- [Exercise]
Copy out each line featuring the string "Purchaser" from the entries beneath.

- [Material for this task]
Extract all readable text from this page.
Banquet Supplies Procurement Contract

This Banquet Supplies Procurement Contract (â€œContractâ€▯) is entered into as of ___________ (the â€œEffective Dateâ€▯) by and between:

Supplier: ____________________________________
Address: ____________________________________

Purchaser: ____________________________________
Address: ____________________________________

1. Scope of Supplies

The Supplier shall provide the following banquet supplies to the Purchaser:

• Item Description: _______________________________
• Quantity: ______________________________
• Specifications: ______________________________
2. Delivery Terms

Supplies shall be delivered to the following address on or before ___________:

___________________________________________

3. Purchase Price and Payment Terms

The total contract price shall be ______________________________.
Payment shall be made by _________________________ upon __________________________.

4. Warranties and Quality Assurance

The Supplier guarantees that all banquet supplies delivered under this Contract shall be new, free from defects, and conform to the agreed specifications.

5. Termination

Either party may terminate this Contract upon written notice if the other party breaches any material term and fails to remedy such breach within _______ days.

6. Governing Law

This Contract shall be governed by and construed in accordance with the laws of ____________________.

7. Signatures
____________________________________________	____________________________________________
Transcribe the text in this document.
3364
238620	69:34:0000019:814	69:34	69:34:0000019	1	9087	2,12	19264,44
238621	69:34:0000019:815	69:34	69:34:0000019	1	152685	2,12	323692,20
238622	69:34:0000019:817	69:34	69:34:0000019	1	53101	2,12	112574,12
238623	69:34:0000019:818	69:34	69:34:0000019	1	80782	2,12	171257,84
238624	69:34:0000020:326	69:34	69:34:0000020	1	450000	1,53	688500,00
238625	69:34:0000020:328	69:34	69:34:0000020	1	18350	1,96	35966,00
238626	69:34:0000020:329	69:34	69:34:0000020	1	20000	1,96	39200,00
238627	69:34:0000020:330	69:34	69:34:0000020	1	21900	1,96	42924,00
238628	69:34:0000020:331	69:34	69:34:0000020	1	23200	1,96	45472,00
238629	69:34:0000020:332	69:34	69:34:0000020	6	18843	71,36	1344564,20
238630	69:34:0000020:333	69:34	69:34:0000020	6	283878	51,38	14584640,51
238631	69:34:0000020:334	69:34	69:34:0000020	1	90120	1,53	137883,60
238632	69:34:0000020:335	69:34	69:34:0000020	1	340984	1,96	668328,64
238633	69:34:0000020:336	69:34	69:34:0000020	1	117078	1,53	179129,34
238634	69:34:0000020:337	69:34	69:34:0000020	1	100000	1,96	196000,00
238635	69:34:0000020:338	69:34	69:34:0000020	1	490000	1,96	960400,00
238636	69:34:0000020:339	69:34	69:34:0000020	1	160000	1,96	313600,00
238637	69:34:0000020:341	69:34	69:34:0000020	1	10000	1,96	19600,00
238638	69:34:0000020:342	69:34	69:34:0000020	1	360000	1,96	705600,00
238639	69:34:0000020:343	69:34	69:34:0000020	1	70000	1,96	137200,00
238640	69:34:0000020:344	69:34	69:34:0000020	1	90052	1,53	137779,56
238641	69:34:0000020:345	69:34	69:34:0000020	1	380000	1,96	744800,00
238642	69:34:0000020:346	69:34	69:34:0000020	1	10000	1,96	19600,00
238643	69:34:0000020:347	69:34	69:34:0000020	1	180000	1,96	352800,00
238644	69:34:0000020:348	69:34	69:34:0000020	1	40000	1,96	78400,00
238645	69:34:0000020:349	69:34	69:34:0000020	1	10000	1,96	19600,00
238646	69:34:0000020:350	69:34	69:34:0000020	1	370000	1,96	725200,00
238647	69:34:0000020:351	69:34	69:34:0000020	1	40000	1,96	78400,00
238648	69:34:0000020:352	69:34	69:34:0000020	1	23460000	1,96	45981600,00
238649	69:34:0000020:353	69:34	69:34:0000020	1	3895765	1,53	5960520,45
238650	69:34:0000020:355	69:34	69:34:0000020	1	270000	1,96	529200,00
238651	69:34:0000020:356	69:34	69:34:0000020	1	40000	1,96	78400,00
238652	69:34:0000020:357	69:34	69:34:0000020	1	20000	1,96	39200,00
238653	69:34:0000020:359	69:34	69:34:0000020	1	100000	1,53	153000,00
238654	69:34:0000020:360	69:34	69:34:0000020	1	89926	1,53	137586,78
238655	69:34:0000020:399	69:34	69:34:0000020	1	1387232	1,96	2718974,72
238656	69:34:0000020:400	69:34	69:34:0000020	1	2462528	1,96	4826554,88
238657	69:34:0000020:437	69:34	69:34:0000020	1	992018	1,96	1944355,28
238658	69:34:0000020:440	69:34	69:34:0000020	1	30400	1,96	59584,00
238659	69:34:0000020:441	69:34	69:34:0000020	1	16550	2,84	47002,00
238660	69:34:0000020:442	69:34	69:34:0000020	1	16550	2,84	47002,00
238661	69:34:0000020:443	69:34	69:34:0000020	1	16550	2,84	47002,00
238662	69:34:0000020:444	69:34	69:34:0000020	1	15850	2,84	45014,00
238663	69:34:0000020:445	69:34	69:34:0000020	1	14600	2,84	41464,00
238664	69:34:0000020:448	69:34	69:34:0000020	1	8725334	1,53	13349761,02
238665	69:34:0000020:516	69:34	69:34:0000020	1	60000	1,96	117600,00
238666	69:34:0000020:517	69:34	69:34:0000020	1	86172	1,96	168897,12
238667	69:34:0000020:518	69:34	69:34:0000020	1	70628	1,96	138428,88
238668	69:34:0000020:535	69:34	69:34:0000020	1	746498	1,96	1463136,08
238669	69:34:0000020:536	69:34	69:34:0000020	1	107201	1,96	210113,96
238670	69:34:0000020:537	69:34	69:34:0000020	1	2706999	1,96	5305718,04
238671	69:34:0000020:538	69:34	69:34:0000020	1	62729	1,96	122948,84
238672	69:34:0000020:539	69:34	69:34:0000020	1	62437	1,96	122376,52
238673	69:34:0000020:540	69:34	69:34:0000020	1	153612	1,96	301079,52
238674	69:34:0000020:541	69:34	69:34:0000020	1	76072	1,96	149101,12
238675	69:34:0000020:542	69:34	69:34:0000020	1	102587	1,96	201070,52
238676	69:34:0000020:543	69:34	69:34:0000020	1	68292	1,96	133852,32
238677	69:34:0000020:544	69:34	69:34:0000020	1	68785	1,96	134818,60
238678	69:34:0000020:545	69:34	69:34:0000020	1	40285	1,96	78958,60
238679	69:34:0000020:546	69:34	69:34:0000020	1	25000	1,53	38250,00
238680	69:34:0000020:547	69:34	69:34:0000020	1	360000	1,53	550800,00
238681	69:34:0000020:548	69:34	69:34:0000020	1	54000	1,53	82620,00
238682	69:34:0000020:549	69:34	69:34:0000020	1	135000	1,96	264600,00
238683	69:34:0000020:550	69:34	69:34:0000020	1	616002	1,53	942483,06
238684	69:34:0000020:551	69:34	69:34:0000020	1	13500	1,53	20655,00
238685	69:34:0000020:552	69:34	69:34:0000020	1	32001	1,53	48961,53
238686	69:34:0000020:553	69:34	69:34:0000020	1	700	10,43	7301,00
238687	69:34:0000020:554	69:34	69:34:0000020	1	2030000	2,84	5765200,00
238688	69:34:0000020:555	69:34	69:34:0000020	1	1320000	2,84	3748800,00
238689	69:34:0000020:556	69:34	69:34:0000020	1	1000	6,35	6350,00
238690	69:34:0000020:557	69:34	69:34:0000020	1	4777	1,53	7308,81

- [The response]
Purchaser: ____________________________________
The Supplier shall provide the following banquet supplies to the Purchaser:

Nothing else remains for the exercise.